Task description:
Report every line from the material that contains the word "amount".

-- start --

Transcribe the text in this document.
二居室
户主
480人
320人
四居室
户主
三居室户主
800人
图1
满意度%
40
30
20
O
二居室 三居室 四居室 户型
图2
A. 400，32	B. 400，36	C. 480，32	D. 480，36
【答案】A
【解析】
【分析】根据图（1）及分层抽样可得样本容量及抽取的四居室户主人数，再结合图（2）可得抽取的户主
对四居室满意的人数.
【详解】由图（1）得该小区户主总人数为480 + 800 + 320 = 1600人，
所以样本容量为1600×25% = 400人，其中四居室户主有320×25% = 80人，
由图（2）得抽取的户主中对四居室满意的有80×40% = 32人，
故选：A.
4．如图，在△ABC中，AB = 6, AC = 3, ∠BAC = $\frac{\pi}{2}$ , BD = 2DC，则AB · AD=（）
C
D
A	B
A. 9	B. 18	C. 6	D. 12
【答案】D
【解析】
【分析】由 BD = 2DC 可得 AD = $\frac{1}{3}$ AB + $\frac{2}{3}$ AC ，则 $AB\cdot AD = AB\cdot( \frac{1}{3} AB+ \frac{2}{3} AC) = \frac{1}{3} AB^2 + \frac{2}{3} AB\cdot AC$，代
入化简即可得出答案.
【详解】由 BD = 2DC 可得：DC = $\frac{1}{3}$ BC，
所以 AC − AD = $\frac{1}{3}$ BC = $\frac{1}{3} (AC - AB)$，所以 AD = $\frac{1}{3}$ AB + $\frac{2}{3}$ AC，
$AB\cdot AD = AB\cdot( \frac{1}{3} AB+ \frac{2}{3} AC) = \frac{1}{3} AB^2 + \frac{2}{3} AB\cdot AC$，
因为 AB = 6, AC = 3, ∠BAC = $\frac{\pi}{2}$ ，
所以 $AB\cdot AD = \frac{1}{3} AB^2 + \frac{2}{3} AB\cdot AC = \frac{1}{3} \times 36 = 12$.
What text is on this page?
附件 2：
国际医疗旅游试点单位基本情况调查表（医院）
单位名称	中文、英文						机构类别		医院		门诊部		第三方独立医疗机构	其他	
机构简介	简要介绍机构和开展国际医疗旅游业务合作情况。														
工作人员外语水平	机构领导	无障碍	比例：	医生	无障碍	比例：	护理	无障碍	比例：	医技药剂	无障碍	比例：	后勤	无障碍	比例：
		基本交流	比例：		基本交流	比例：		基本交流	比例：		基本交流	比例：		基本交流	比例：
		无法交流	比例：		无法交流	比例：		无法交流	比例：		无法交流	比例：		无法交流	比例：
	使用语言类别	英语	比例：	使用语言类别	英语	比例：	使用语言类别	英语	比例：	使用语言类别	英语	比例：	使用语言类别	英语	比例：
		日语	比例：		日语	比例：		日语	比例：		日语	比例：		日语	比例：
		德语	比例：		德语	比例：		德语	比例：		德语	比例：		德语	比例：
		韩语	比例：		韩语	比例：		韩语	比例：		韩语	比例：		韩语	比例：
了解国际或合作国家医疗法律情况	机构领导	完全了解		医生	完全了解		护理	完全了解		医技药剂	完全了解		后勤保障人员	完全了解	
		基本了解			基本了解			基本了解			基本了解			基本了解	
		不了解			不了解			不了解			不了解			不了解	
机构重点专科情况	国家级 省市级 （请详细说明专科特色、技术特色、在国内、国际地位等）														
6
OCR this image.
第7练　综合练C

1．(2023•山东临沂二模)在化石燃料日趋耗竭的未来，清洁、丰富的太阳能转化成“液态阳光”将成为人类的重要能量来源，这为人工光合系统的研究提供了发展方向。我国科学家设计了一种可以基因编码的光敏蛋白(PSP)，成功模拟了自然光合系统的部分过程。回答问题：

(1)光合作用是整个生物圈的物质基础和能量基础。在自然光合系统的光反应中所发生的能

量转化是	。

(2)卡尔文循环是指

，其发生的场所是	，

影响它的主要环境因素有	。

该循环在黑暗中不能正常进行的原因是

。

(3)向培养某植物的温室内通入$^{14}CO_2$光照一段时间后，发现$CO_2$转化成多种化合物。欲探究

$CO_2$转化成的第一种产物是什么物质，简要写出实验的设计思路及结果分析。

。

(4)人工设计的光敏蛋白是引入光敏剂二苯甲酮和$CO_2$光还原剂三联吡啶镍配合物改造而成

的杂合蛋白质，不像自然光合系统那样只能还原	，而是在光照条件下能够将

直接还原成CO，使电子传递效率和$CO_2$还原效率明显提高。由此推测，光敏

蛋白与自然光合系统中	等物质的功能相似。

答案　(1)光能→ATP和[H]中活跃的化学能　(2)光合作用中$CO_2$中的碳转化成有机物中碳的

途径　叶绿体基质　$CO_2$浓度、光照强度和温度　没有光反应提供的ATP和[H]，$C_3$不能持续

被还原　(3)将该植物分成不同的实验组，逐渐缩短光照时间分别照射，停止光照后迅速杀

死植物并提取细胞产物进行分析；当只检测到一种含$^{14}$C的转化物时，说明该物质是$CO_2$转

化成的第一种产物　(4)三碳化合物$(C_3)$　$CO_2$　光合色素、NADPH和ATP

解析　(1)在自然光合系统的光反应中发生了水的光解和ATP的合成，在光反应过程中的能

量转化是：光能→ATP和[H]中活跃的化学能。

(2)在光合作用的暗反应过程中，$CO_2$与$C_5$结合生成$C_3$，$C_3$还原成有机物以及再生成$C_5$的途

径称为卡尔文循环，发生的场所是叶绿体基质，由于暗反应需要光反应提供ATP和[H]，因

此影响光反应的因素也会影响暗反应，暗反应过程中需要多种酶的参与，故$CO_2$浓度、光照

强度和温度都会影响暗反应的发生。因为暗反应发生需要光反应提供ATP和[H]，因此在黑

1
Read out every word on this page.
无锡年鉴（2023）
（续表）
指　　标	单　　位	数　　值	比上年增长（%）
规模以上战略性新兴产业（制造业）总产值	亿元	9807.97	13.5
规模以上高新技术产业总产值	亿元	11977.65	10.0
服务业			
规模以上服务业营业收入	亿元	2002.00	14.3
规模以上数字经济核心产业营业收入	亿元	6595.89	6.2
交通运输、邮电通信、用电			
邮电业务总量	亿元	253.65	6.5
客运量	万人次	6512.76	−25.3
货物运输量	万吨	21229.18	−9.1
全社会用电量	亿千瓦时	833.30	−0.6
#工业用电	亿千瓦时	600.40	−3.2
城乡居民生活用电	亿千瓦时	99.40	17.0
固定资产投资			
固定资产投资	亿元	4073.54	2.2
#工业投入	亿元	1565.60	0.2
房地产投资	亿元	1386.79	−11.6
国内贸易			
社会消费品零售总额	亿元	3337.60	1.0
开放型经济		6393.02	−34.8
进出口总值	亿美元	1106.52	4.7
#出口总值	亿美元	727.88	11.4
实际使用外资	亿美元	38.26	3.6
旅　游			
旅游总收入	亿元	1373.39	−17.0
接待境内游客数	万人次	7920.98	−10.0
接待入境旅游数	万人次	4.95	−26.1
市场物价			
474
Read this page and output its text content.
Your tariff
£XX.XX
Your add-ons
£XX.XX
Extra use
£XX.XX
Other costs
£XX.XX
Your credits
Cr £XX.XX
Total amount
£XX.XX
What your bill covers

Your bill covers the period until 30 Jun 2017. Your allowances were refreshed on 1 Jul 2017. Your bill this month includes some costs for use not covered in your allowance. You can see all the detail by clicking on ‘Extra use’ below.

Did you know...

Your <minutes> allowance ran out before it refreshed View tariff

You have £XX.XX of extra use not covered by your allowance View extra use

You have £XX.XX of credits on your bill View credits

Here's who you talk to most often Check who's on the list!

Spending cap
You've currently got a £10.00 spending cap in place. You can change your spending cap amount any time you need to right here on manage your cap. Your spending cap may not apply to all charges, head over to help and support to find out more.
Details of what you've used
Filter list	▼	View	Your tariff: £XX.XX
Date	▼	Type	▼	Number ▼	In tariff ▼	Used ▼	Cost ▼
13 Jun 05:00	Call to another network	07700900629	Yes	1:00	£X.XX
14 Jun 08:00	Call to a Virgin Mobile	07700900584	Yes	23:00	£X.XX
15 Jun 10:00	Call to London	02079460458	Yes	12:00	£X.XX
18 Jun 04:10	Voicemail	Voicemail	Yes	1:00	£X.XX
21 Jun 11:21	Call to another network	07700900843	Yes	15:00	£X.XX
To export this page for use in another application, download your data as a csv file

-- end --

Finished exercise:
Total amount
You've currently got a £10.00 spending cap in place. You can change your spending cap amount any time you need to right here on manage your cap. Your spending cap may not apply to all charges, head over to help and support to find out more.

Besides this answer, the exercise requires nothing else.